→ Your task
Your task is to copy every line of the records below that contains "files".

→ Exercise data
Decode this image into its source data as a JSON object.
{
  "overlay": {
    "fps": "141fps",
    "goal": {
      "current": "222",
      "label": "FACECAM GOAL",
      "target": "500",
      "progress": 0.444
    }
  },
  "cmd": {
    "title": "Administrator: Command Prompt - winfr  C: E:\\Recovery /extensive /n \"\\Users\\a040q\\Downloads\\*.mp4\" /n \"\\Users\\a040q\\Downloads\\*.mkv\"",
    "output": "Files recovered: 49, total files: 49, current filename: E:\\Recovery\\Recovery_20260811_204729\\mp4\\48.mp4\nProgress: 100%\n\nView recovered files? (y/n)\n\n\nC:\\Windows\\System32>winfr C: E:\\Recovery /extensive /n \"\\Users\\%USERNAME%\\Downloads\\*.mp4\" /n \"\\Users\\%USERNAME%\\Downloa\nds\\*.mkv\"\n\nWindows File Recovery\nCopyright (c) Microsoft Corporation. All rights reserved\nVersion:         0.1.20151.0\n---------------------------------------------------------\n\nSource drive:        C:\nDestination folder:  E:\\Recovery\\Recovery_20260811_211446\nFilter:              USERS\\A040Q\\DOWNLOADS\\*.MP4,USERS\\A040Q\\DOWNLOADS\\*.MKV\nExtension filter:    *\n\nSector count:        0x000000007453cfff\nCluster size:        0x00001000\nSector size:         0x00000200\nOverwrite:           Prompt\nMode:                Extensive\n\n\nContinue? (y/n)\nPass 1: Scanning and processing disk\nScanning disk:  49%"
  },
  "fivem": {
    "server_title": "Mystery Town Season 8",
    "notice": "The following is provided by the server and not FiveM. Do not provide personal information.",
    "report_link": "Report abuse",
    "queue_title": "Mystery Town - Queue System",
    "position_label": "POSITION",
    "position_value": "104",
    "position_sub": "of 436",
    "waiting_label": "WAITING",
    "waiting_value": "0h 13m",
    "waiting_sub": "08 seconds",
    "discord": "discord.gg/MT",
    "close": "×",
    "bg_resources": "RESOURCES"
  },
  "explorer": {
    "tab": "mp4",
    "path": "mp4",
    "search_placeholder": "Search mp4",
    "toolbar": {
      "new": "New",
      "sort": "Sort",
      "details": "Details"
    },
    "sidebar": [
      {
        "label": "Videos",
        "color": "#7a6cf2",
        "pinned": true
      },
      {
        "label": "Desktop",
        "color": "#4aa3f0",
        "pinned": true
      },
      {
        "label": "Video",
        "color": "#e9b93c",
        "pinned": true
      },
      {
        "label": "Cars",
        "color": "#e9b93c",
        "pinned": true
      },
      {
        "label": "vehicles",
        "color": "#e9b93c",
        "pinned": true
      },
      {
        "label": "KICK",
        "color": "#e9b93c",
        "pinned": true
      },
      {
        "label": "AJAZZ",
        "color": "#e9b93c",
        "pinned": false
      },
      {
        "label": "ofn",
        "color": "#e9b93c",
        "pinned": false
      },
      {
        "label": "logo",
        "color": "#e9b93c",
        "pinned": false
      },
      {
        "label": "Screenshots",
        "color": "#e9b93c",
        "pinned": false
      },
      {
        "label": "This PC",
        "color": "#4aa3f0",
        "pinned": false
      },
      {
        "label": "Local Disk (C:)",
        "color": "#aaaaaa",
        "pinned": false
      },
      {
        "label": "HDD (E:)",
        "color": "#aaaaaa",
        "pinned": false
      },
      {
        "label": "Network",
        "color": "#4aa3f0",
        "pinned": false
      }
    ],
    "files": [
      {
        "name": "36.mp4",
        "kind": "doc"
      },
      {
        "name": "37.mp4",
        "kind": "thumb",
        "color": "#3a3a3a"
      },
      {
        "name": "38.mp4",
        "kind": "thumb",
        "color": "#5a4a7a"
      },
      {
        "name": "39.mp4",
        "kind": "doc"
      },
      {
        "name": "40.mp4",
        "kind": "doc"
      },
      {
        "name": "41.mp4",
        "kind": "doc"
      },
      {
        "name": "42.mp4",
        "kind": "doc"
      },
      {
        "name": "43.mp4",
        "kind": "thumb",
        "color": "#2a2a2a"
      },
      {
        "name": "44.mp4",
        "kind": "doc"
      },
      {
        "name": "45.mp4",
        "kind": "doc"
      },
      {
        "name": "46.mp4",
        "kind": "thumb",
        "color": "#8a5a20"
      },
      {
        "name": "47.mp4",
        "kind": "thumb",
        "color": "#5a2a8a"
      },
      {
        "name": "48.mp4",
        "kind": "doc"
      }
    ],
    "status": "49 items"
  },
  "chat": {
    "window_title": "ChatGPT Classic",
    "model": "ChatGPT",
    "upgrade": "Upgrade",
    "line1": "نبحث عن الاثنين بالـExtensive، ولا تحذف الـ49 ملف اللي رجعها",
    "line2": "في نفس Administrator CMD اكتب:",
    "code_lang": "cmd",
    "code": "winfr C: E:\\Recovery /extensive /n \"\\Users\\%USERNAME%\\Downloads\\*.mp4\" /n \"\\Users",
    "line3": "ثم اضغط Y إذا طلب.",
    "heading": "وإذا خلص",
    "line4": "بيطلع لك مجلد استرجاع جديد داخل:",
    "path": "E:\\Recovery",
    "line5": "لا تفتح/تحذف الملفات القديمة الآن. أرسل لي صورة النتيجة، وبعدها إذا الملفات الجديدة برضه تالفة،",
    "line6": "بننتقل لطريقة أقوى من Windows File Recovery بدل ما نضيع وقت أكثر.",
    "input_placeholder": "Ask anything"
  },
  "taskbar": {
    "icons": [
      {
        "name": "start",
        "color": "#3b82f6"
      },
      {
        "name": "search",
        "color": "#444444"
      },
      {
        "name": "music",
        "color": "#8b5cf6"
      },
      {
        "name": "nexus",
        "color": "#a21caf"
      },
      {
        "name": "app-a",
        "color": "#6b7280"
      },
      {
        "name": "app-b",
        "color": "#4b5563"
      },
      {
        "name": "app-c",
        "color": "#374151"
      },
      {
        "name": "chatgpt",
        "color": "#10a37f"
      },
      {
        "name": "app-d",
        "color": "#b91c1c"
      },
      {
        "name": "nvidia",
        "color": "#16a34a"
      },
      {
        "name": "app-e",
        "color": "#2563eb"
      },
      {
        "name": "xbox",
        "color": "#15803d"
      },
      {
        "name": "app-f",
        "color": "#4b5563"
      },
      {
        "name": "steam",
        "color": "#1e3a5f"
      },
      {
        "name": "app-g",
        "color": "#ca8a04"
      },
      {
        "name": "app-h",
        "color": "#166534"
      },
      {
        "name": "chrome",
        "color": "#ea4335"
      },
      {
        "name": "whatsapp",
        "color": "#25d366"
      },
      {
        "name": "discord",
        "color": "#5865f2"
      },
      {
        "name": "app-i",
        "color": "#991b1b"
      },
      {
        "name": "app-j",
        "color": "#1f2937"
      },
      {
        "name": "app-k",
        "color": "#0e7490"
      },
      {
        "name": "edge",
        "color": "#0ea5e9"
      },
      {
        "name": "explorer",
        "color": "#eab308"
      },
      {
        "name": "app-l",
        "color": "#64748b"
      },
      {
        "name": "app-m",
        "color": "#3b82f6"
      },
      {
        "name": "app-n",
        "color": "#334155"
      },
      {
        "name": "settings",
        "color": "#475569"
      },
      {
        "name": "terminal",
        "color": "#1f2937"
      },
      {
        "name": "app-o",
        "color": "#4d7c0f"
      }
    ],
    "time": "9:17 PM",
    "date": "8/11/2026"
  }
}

→ Answer to this exercise
    "output": "Files recovered: 49, total files: 49, current filename: E:\\Recovery\\Recovery_20260811_204729\\mp4\\48.mp4\nProgress: 100%\n\nView recovered files? (y/n)\n\n\nC:\\Windows\\System32>winfr C: E:\\Recovery /extensive /n \"\\Users\\%USERNAME%\\Downloads\\*.mp4\" /n \"\\Users\\%USERNAME%\\Downloa\nds\\*.mkv\"\n\nWindows File Recovery\nCopyright (c) Microsoft Corporation. All rights reserved\nVersion:         0.1.20151.0\n---------------------------------------------------------\n\nSource drive:        C:\nDestination folder:  E:\\Recovery\\Recovery_20260811_211446\nFilter:              USERS\\A040Q\\DOWNLOADS\\*.MP4,USERS\\A040Q\\DOWNLOADS\\*.MKV\nExtension filter:    *\n\nSector count:        0x000000007453cfff\nCluster size:        0x00001000\nSector size:         0x00000200\nOverwrite:           Prompt\nMode:                Extensive\n\n\nContinue? (y/n)\nPass 1: Scanning and processing disk\nScanning disk:  49%"
    "files": [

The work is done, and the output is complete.